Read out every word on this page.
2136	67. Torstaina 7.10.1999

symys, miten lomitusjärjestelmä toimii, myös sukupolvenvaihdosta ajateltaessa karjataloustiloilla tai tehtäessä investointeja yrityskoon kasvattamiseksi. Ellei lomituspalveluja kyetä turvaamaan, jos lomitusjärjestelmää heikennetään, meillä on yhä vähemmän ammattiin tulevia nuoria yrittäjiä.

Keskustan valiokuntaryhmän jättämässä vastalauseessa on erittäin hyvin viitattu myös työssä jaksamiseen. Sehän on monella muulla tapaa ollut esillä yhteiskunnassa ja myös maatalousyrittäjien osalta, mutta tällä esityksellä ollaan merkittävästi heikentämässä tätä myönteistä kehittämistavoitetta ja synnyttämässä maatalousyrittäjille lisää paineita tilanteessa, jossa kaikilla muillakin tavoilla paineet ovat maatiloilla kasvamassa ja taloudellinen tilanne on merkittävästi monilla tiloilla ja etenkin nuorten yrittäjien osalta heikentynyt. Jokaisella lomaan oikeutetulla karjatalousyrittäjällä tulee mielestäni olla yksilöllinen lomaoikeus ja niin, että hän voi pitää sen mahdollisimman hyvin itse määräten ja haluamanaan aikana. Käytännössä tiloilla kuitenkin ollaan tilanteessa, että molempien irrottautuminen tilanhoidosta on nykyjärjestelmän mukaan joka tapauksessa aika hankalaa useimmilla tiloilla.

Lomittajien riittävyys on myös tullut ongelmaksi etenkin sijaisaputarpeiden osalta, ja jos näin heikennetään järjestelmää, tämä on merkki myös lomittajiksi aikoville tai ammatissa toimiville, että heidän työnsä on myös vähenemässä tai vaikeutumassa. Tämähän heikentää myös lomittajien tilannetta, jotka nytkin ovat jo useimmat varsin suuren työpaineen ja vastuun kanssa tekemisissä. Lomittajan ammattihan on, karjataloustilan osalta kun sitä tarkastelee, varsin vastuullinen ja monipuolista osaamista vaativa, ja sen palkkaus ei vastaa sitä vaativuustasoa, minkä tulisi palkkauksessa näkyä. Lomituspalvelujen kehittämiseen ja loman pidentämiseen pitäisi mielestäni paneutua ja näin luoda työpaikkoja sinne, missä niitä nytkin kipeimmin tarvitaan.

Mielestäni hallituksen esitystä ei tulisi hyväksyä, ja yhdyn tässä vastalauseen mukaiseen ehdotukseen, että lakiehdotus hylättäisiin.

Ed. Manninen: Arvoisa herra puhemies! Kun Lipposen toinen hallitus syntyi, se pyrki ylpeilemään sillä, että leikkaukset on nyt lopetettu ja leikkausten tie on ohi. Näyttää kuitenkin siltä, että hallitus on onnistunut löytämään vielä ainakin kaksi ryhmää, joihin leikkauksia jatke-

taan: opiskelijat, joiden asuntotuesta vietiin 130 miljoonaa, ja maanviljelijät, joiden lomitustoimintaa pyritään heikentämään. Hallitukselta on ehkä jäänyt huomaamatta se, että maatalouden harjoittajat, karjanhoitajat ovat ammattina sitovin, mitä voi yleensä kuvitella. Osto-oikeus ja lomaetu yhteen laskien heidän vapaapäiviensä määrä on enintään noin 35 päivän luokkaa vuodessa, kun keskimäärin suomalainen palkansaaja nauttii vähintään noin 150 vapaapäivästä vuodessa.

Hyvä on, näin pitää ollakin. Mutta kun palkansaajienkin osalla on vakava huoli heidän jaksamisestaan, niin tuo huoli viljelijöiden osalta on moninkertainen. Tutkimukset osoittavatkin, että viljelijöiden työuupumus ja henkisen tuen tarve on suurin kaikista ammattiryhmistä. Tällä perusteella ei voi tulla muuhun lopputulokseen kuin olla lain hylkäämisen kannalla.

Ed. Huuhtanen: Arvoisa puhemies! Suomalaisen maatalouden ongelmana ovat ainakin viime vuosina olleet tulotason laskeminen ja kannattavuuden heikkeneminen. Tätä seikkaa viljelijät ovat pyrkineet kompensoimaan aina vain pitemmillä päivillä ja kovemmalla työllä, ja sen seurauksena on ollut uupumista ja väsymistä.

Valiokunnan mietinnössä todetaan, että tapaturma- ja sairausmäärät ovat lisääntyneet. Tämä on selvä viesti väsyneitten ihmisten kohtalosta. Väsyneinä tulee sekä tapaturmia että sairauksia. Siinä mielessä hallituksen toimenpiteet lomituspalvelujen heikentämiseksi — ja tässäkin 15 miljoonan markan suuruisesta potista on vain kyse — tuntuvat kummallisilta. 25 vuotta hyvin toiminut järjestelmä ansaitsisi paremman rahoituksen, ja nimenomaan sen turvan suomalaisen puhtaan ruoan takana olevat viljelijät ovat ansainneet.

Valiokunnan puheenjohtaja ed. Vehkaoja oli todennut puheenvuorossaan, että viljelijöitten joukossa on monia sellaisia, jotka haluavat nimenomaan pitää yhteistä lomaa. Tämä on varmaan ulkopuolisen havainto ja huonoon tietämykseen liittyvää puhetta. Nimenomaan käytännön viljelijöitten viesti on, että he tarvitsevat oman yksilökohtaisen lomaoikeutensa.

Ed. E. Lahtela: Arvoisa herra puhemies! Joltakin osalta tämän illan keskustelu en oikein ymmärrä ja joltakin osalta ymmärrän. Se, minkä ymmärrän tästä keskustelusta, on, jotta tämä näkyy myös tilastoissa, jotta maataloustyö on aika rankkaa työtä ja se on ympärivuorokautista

- **Exercise objective**: In the entries above, find lines with "jotka" and copy each.

- **Response**:
Lomittajien riittävyys on myös tullut ongelmaksi etenkin sijaisaputarpeiden osalta, ja jos näin heikennetään järjestelmää, tämä on merkki myös lomittajiksi aikoville tai ammatissa toimiville, että heidän työnsä on myös vähenemässä tai vaikeutumassa. Tämähän heikentää myös lomittajien tilannetta, jotka nytkin ovat jo useimmat varsin suuren työpaineen ja vastuun kanssa tekemisissä. Lomittajan ammattihan on, karjataloustilan osalta kun sitä tarkastelee, varsin vastuullinen ja monipuolista osaamista vaativa, ja sen palkkaus ei vastaa sitä vaativuustasoa, minkä tulisi palkkauksessa näkyä. Lomituspalvelujen kehittämiseen ja loman pidentämiseen pitäisi mielestäni paneutua ja näin luoda työpaikkoja sinne, missä niitä nytkin kipeimmin tarvitaan.
Valiokunnan puheenjohtaja ed. Vehkaoja oli todennut puheenvuorossaan, että viljelijöitten joukossa on monia sellaisia, jotka haluavat nimenomaan pitää yhteistä lomaa. Tämä on varmaan ulkopuolisen havainto ja huonoon tietämykseen liittyvää puhetta. Nimenomaan käytännön viljelijöitten viesti on, että he tarvitsevat oman yksilökohtaisen lomaoikeutensa.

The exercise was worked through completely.